# Objective
Repeat all of the material exactly as given.
──────── Exercise data
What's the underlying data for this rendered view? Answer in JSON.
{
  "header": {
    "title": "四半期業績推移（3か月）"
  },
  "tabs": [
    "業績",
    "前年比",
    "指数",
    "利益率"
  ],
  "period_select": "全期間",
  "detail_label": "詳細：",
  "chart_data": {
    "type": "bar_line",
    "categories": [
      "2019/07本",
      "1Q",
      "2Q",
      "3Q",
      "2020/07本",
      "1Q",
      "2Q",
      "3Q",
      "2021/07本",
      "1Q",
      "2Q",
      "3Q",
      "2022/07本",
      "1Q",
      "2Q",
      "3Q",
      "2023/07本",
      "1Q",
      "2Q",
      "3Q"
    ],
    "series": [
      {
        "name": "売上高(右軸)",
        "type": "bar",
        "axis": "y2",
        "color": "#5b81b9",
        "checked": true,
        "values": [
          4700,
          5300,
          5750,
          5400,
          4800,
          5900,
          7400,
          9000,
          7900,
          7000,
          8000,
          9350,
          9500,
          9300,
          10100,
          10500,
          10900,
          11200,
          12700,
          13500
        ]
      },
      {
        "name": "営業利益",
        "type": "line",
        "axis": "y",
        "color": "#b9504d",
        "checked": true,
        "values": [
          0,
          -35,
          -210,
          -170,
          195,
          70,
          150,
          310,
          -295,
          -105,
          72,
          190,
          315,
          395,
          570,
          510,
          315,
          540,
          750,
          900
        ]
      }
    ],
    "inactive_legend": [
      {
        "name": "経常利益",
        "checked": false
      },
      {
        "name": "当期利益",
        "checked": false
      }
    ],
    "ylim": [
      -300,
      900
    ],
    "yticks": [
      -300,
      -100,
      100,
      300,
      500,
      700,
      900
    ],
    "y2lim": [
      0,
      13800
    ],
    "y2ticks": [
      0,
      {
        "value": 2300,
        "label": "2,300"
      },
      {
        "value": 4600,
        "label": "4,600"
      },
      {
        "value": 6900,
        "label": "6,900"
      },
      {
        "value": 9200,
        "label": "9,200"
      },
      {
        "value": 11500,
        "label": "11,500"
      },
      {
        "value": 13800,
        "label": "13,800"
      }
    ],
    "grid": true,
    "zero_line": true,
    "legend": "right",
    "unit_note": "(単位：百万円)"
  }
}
────────────────
# Worked solution
What's the underlying data for this rendered view? Answer in JSON.
{
  "header": {
    "title": "四半期業績推移（3か月）"
  },
  "tabs": [
    "業績",
    "前年比",
    "指数",
    "利益率"
  ],
  "period_select": "全期間",
  "detail_label": "詳細：",
  "chart_data": {
    "type": "bar_line",
    "categories": [
      "2019/07本",
      "1Q",
      "2Q",
      "3Q",
      "2020/07本",
      "1Q",
      "2Q",
      "3Q",
      "2021/07本",
      "1Q",
      "2Q",
      "3Q",
      "2022/07本",
      "1Q",
      "2Q",
      "3Q",
      "2023/07本",
      "1Q",
      "2Q",
      "3Q"
    ],
    "series": [
      {
        "name": "売上高(右軸)",
        "type": "bar",
        "axis": "y2",
        "color": "#5b81b9",
        "checked": true,
        "values": [
          4700,
          5300,
          5750,
          5400,
          4800,
          5900,
          7400,
          9000,
          7900,
          7000,
          8000,
          9350,
          9500,
          9300,
          10100,
          10500,
          10900,
          11200,
          12700,
          13500
        ]
      },
      {
        "name": "営業利益",
        "type": "line",
        "axis": "y",
        "color": "#b9504d",
        "checked": true,
        "values": [
          0,
          -35,
          -210,
          -170,
          195,
          70,
          150,
          310,
          -295,
          -105,
          72,
          190,
          315,
          395,
          570,
          510,
          315,
          540,
          750,
          900
        ]
      }
    ],
    "inactive_legend": [
      {
        "name": "経常利益",
        "checked": false
      },
      {
        "name": "当期利益",
        "checked": false
      }
    ],
    "ylim": [
      -300,
      900
    ],
    "yticks": [
      -300,
      -100,
      100,
      300,
      500,
      700,
      900
    ],
    "y2lim": [
      0,
      13800
    ],
    "y2ticks": [
      0,
      {
        "value": 2300,
        "label": "2,300"
      },
      {
        "value": 4600,
        "label": "4,600"
      },
      {
        "value": 6900,
        "label": "6,900"
      },
      {
        "value": 9200,
        "label": "9,200"
      },
      {
        "value": 11500,
        "label": "11,500"
      },
      {
        "value": 13800,
        "label": "13,800"
      }
    ],
    "grid": true,
    "zero_line": true,
    "legend": "right",
    "unit_note": "(単位：百万円)"
  }
}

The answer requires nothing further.